→ Directive: Retype the lines exactly, beginning with the line containing "history-icon [337,410,354,425]" and continuing through the line containing "date-switcher: 4/9/2026 [27,141,391,226]".

* start Exercise materials *

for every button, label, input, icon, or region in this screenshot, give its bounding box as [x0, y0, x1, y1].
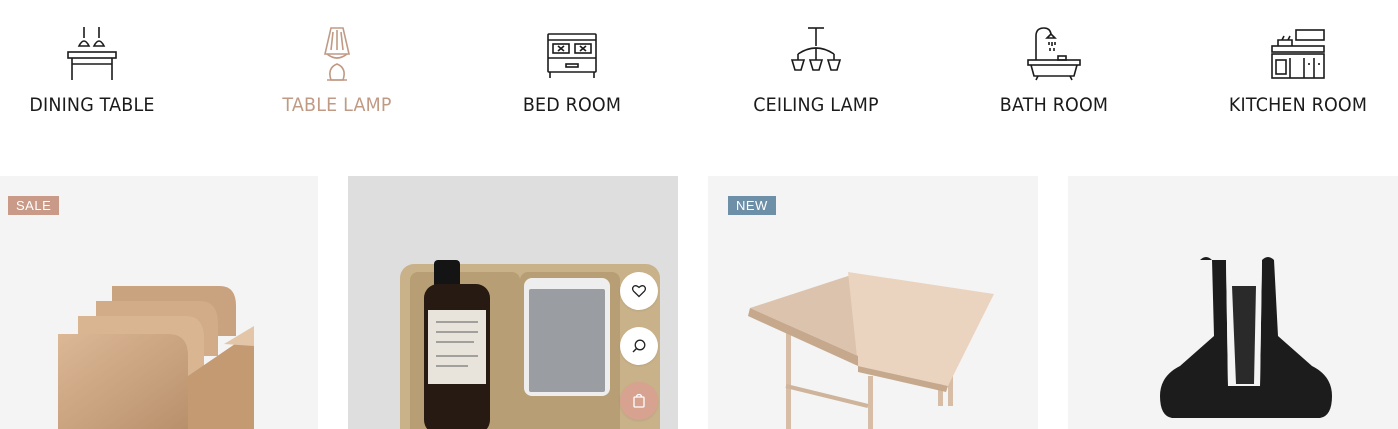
product-card[interactable] — [348, 176, 678, 429]
heart-icon — [631, 285, 647, 298]
add-to-cart-button[interactable] — [620, 382, 658, 420]
category-bed-room[interactable]: BED ROOM — [472, 24, 672, 116]
category-label: TABLE LAMP — [282, 94, 392, 116]
new-badge: NEW — [728, 196, 776, 215]
table-lamp-icon — [323, 27, 351, 81]
cart-icon — [633, 393, 645, 408]
category-label: BED ROOM — [522, 94, 622, 116]
search-icon — [632, 339, 646, 353]
product-card[interactable] — [1068, 176, 1398, 429]
sale-badge: SALE — [8, 196, 60, 215]
category-label: DINING TABLE — [29, 94, 155, 116]
category-label: CEILING LAMP — [753, 94, 879, 116]
product-card[interactable]: SALE — [0, 176, 318, 429]
category-ceiling-lamp[interactable]: CEILING LAMP — [716, 24, 916, 116]
kitchen-icon — [1271, 29, 1325, 79]
wishlist-button[interactable] — [620, 272, 658, 310]
category-nav: DINING TABLE TABLE LAMP BED ROOM CEILING… — [0, 0, 1398, 150]
ceiling-lamp-icon — [790, 27, 842, 71]
category-label: KITCHEN ROOM — [1228, 94, 1368, 116]
category-table-lamp[interactable]: TABLE LAMP — [237, 24, 437, 116]
bed-icon — [547, 33, 597, 78]
category-label: BATH ROOM — [999, 94, 1109, 116]
quick-view-button[interactable] — [620, 327, 658, 365]
category-dining-table[interactable]: DINING TABLE — [0, 24, 192, 116]
product-card[interactable]: NEW — [708, 176, 1038, 429]
black-iron-card-holder-image — [1160, 256, 1332, 418]
category-kitchen-room[interactable]: KITCHEN ROOM — [1198, 24, 1398, 116]
category-bath-room[interactable]: BATH ROOM — [954, 24, 1154, 116]
dining-table-icon — [67, 27, 117, 80]
bathtub-icon — [1027, 27, 1081, 81]
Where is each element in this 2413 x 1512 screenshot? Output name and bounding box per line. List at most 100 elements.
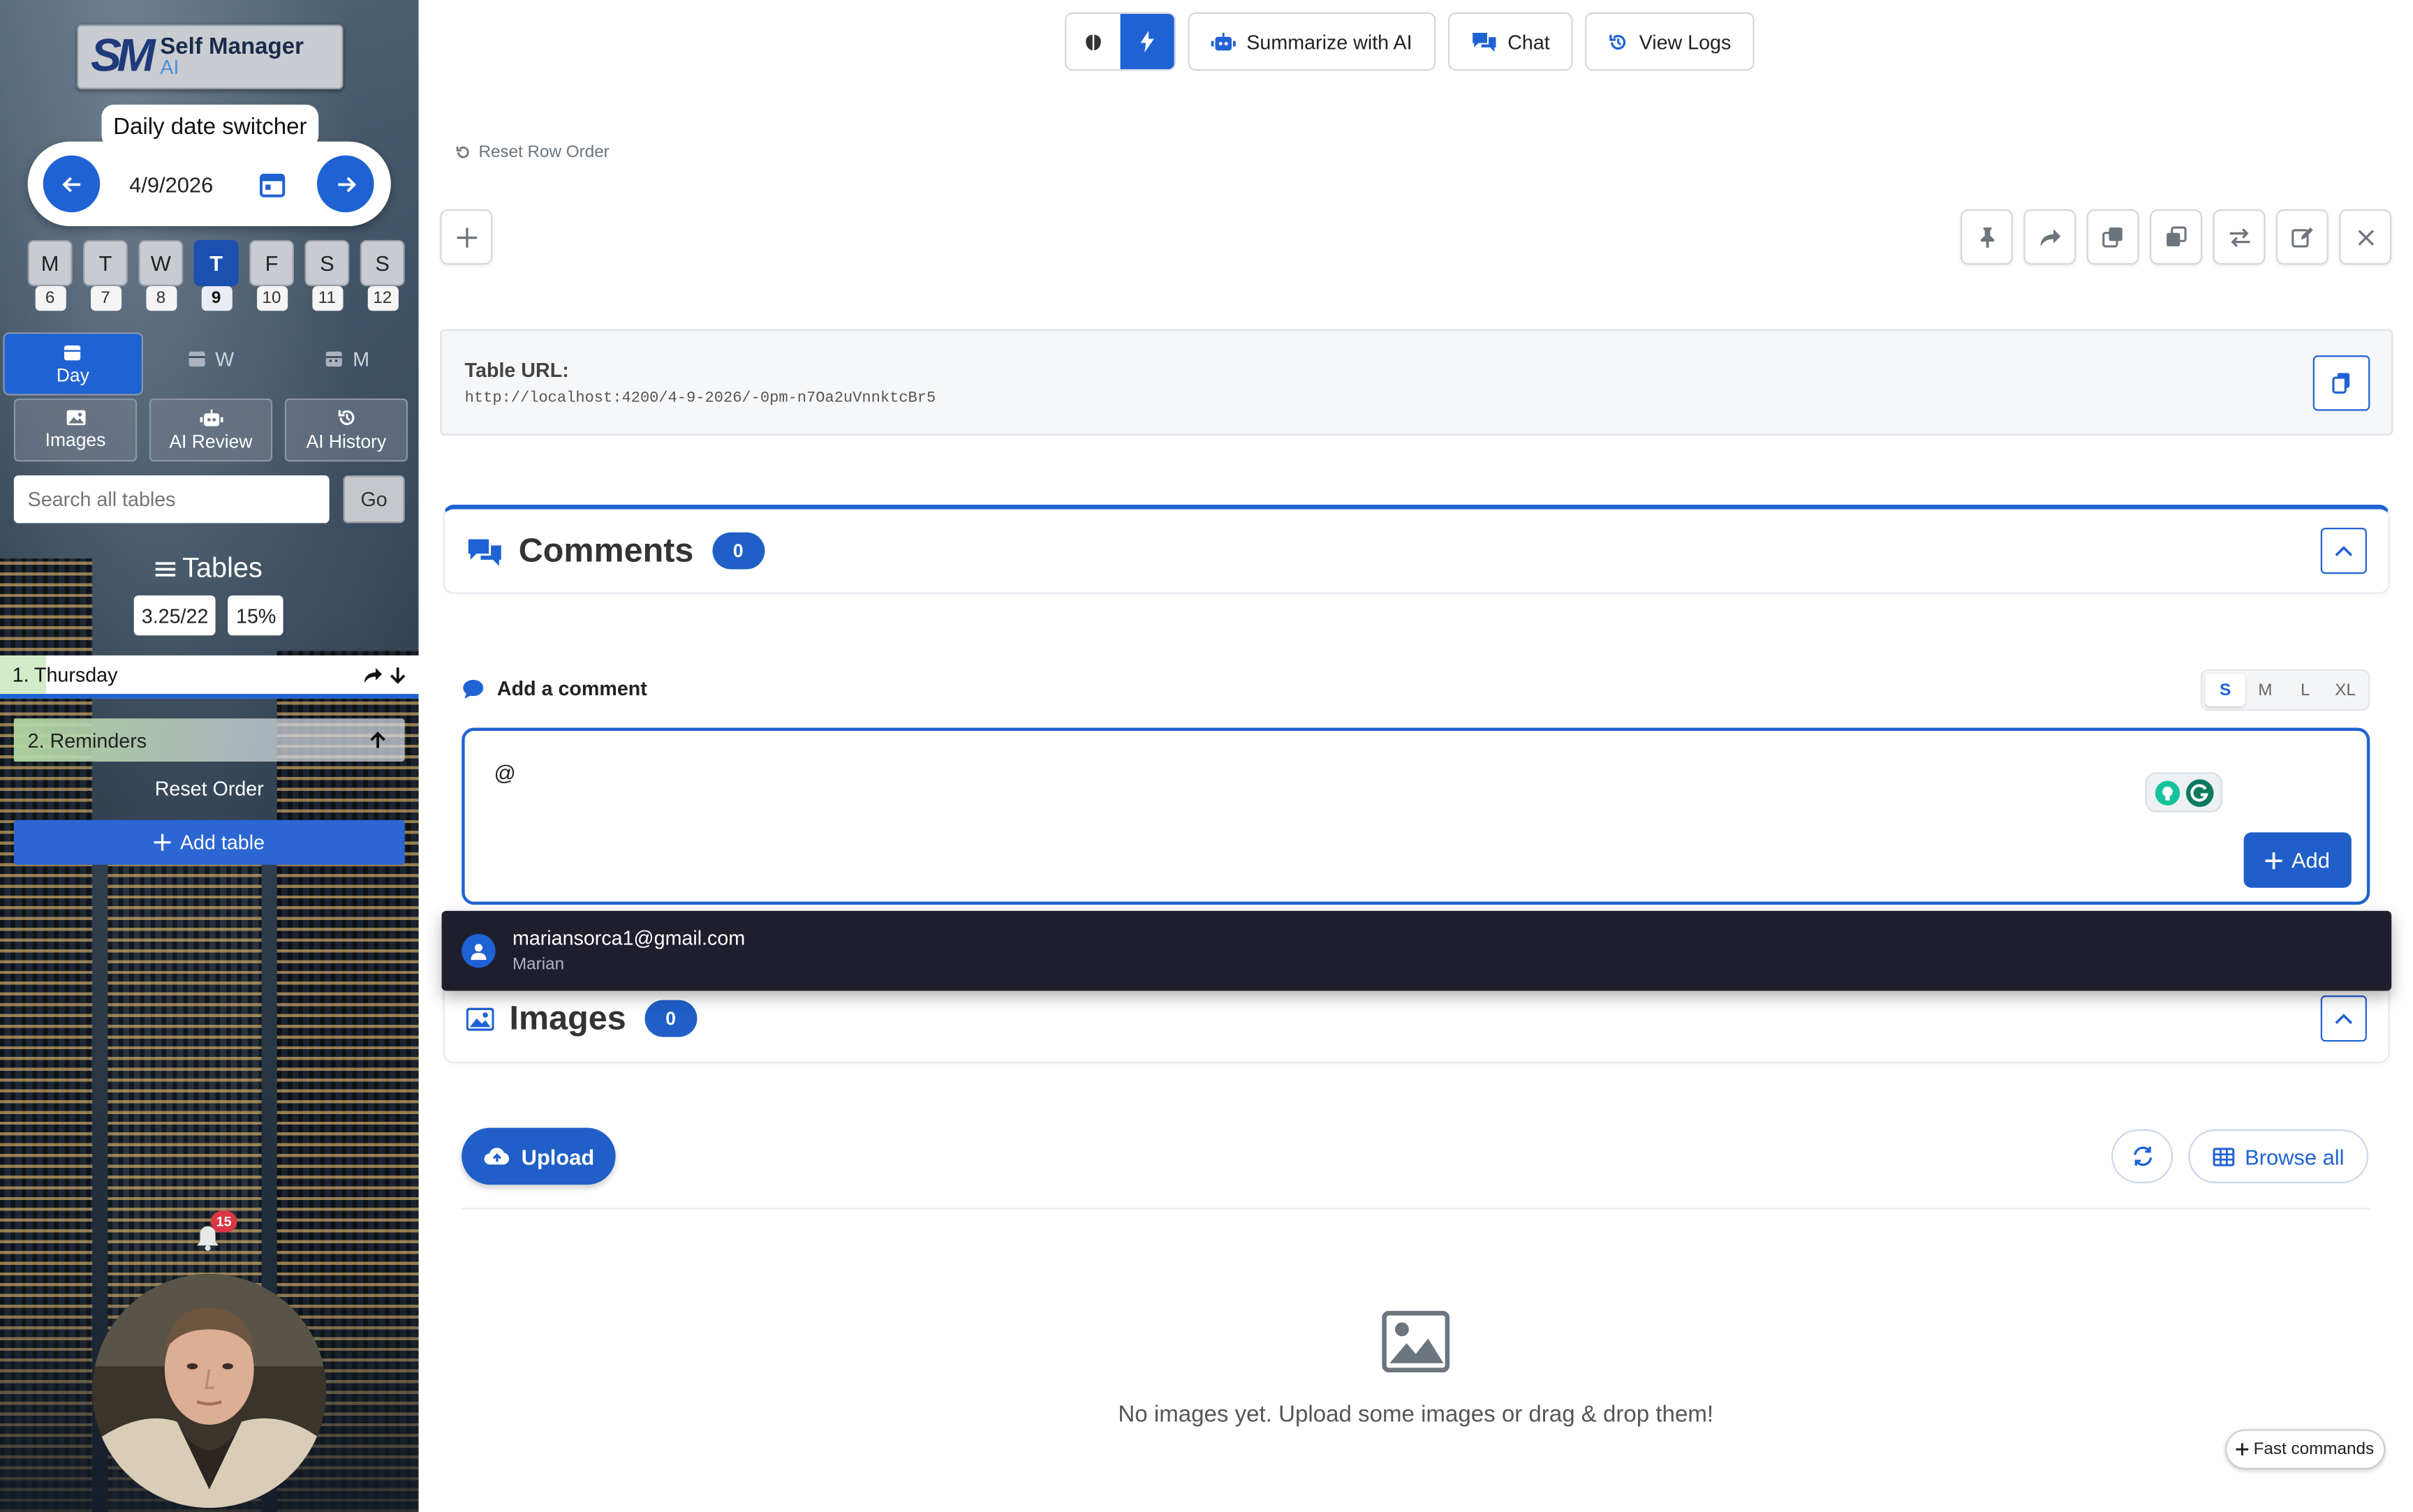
history-icon [337,410,354,425]
tab-week[interactable]: W [142,332,279,385]
day-button[interactable]: T7 [83,239,128,311]
bolt-icon[interactable] [1120,13,1174,70]
image-placeholder-icon [1382,1310,1450,1373]
share-icon[interactable] [363,665,383,683]
copy-icon [2332,373,2350,394]
date-switcher: 4/9/2026 [27,141,391,226]
day-button[interactable]: W8 [138,239,184,311]
size-option-s[interactable]: S [2205,674,2245,706]
size-option-xl[interactable]: XL [2325,674,2365,706]
user-avatar[interactable] [92,1273,327,1508]
day-button[interactable]: M6 [27,239,73,311]
chat-button[interactable]: Chat [1447,12,1573,71]
collapse-comments-button[interactable] [2320,527,2367,575]
day-button-selected[interactable]: T9 [193,239,239,311]
day-letter: S [320,251,334,276]
tab-label: Day [56,364,89,386]
summarize-with-ai-button[interactable]: Summarize with AI [1188,12,1436,71]
browse-all-button[interactable]: Browse all [2188,1129,2369,1183]
add-table-button[interactable]: Add table [13,820,405,865]
day-number: 8 [145,286,177,311]
image-icon [66,410,85,426]
arrow-left-icon [61,176,80,192]
day-number: 11 [311,286,343,311]
view-logs-button[interactable]: View Logs [1585,12,1755,71]
grammarly-icon [2185,778,2213,806]
app-logo[interactable]: SM Self Manager AI [77,24,344,89]
calendar-month-icon [326,351,343,367]
tab-day[interactable]: Day [3,332,143,396]
brain-icon[interactable] [1066,14,1120,69]
sidebar-actions: Images AI Review AI History [13,398,408,462]
table-item-reminders[interactable]: 2. Reminders [13,718,405,762]
ai-history-button[interactable]: AI History [284,398,408,462]
share-icon[interactable] [2023,209,2076,265]
current-date[interactable]: 4/9/2026 [129,172,225,196]
browse-all-label: Browse all [2245,1143,2345,1169]
plus-icon [154,833,171,851]
table-item-thursday[interactable]: 1. Thursday [0,655,419,699]
comments-count-badge: 0 [711,532,765,570]
day-button[interactable]: S 12 [360,239,405,311]
plus-icon [456,227,477,247]
reset-order-button[interactable]: Reset Order [0,777,419,800]
search-all-tables-input[interactable] [13,475,330,524]
completion-percent: 15% [228,595,284,636]
collapse-images-button[interactable] [2320,995,2367,1042]
empty-images-message: No images yet. Upload some images or dra… [1118,1401,1714,1428]
arrow-up-icon[interactable] [369,731,386,749]
day-letter: T [98,251,112,276]
logo-title: Self Manager [160,34,304,60]
pin-icon[interactable] [1960,209,2013,265]
calendar-week-icon [189,351,205,367]
add-row-button[interactable] [440,209,493,265]
ai-review-button[interactable]: AI Review [149,398,273,462]
robot-icon [199,408,223,426]
grammarly-widget[interactable] [2145,772,2222,813]
table-item-label: 1. Thursday [12,662,118,687]
day-number: 12 [367,286,398,311]
table-url-value[interactable]: http://localhost:4200/4-9-2026/-0pm-n7Oa… [465,391,936,408]
refresh-images-button[interactable] [2111,1129,2174,1183]
chevron-up-icon [2335,546,2353,556]
images-label: Images [45,429,106,451]
swap-icon[interactable] [2213,209,2266,265]
add-table-label: Add table [179,831,265,854]
arrow-down-icon[interactable] [390,665,406,683]
add-comment-button[interactable]: Add [2243,832,2352,888]
add-comment-label: Add a comment [496,676,647,700]
ai-review-label: AI Review [169,430,253,452]
robot-icon [1211,31,1236,50]
date-switcher-label: Daily date switcher [101,104,319,148]
fast-commands-button[interactable]: Fast commands [2225,1429,2386,1469]
copy-url-button[interactable] [2312,355,2370,411]
week-day-strip: M6 T7 W8 T9 F 10 S 11 S 12 [27,239,405,311]
day-letter: M [40,251,59,276]
undo-icon [456,146,469,158]
image-icon [466,1007,494,1030]
mention-suggestion[interactable]: mariansorca1@gmail.com Marian [441,910,2392,991]
next-day-button[interactable] [317,155,374,213]
upload-label: Upload [521,1143,595,1169]
search-go-button[interactable]: Go [343,475,405,524]
upload-button[interactable]: Upload [462,1127,616,1185]
size-option-l[interactable]: L [2285,674,2325,706]
day-button[interactable]: F 10 [249,239,294,311]
tab-month[interactable]: M [279,332,415,385]
plus-icon [2236,1443,2249,1456]
chat-label: Chat [1507,29,1550,54]
close-icon[interactable] [2339,209,2392,265]
images-button[interactable]: Images [13,398,138,462]
edit-icon[interactable] [2275,209,2329,265]
comment-textarea[interactable]: @ Add [462,727,2370,905]
duplicate-icon[interactable] [2150,209,2203,265]
reset-row-order-button[interactable]: Reset Row Order [455,143,610,161]
size-option-m[interactable]: M [2245,674,2285,706]
calendar-icon[interactable] [258,170,286,198]
previous-day-button[interactable] [43,155,101,213]
comments-title: Comments [518,531,694,570]
day-button[interactable]: S 11 [304,239,350,311]
clone-icon[interactable] [2086,209,2139,265]
sidebar: SM Self Manager AI 4/9/2026 Daily date s… [0,0,419,1512]
mention-email: mariansorca1@gmail.com [512,926,746,949]
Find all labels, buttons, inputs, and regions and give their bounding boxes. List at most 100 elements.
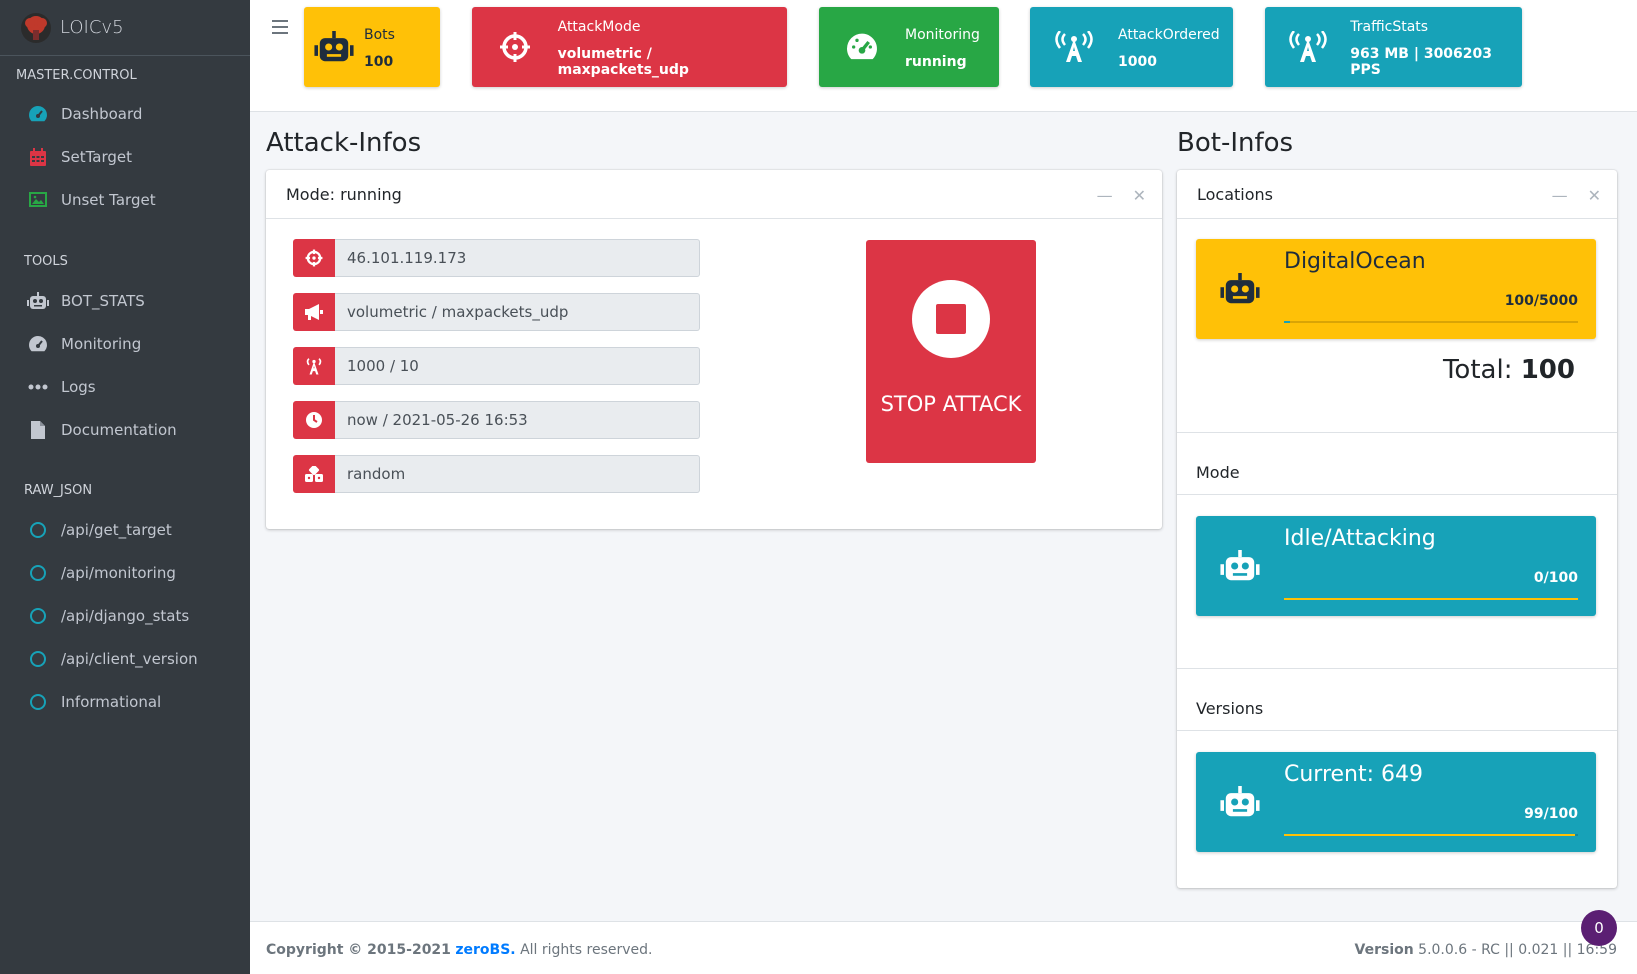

* end Exercise materials *

→ Written response:
history-icon [337,410,354,425]
tab-week[interactable]: W [142,332,279,385]
day-button[interactable]: T7 [83,239,128,311]
bolt-icon[interactable] [1120,13,1174,70]
image-placeholder-icon [1382,1310,1450,1373]
share-icon[interactable] [363,665,383,683]
copy-icon [2332,373,2350,394]
date-switcher: 4/9/2026 [27,141,391,226]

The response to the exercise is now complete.